_Goal of the exercise_: Repeat the records below exactly as they appear.

_Exercise materials_:
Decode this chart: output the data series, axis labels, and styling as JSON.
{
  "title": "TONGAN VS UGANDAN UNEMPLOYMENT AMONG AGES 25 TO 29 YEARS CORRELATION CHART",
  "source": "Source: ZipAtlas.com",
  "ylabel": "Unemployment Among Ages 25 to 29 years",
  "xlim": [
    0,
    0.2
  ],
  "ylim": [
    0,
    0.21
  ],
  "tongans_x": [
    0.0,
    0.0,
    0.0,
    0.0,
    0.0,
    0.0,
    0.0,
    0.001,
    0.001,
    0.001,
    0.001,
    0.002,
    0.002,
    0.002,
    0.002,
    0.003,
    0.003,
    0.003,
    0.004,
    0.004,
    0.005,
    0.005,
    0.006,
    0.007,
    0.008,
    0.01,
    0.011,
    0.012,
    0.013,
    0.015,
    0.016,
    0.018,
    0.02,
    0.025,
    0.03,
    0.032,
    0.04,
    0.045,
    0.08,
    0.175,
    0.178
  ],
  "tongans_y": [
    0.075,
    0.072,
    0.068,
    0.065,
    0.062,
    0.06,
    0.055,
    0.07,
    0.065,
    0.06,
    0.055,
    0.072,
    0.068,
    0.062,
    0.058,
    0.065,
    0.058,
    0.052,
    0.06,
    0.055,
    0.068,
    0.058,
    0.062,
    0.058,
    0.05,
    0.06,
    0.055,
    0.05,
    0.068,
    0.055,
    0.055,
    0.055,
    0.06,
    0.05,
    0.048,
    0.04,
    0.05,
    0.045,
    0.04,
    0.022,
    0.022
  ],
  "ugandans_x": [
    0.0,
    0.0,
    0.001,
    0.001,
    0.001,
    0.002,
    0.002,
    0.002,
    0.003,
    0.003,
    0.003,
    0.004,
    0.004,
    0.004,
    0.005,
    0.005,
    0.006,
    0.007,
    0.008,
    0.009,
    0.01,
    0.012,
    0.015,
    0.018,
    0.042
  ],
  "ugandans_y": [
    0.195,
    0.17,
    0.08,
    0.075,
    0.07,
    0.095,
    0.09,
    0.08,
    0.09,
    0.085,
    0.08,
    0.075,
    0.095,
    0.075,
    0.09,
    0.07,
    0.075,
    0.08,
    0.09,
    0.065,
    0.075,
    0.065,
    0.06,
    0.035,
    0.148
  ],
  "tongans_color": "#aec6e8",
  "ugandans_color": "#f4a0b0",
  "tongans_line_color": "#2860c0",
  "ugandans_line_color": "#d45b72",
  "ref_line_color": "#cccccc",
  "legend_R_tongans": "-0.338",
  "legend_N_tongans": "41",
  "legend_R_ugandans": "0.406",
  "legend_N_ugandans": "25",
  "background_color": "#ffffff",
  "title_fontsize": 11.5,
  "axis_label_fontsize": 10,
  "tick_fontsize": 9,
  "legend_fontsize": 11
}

_Output of the task_:
Decode this chart: output the data series, axis labels, and styling as JSON.
{
  "title": "TONGAN VS UGANDAN UNEMPLOYMENT AMONG AGES 25 TO 29 YEARS CORRELATION CHART",
  "source": "Source: ZipAtlas.com",
  "ylabel": "Unemployment Among Ages 25 to 29 years",
  "xlim": [
    0,
    0.2
  ],
  "ylim": [
    0,
    0.21
  ],
  "tongans_x": [
    0.0,
    0.0,
    0.0,
    0.0,
    0.0,
    0.0,
    0.0,
    0.001,
    0.001,
    0.001,
    0.001,
    0.002,
    0.002,
    0.002,
    0.002,
    0.003,
    0.003,
    0.003,
    0.004,
    0.004,
    0.005,
    0.005,
    0.006,
    0.007,
    0.008,
    0.01,
    0.011,
    0.012,
    0.013,
    0.015,
    0.016,
    0.018,
    0.02,
    0.025,
    0.03,
    0.032,
    0.04,
    0.045,
    0.08,
    0.175,
    0.178
  ],
  "tongans_y": [
    0.075,
    0.072,
    0.068,
    0.065,
    0.062,
    0.06,
    0.055,
    0.07,
    0.065,
    0.06,
    0.055,
    0.072,
    0.068,
    0.062,
    0.058,
    0.065,
    0.058,
    0.052,
    0.06,
    0.055,
    0.068,
    0.058,
    0.062,
    0.058,
    0.05,
    0.06,
    0.055,
    0.05,
    0.068,
    0.055,
    0.055,
    0.055,
    0.06,
    0.05,
    0.048,
    0.04,
    0.05,
    0.045,
    0.04,
    0.022,
    0.022
  ],
  "ugandans_x": [
    0.0,
    0.0,
    0.001,
    0.001,
    0.001,
    0.002,
    0.002,
    0.002,
    0.003,
    0.003,
    0.003,
    0.004,
    0.004,
    0.004,
    0.005,
    0.005,
    0.006,
    0.007,
    0.008,
    0.009,
    0.01,
    0.012,
    0.015,
    0.018,
    0.042
  ],
  "ugandans_y": [
    0.195,
    0.17,
    0.08,
    0.075,
    0.07,
    0.095,
    0.09,
    0.08,
    0.09,
    0.085,
    0.08,
    0.075,
    0.095,
    0.075,
    0.09,
    0.07,
    0.075,
    0.08,
    0.09,
    0.065,
    0.075,
    0.065,
    0.06,
    0.035,
    0.148
  ],
  "tongans_color": "#aec6e8",
  "ugandans_color": "#f4a0b0",
  "tongans_line_color": "#2860c0",
  "ugandans_line_color": "#d45b72",
  "ref_line_color": "#cccccc",
  "legend_R_tongans": "-0.338",
  "legend_N_tongans": "41",
  "legend_R_ugandans": "0.406",
  "legend_N_ugandans": "25",
  "background_color": "#ffffff",
  "title_fontsize": 11.5,
  "axis_label_fontsize": 10,
  "tick_fontsize": 9,
  "legend_fontsize": 11
}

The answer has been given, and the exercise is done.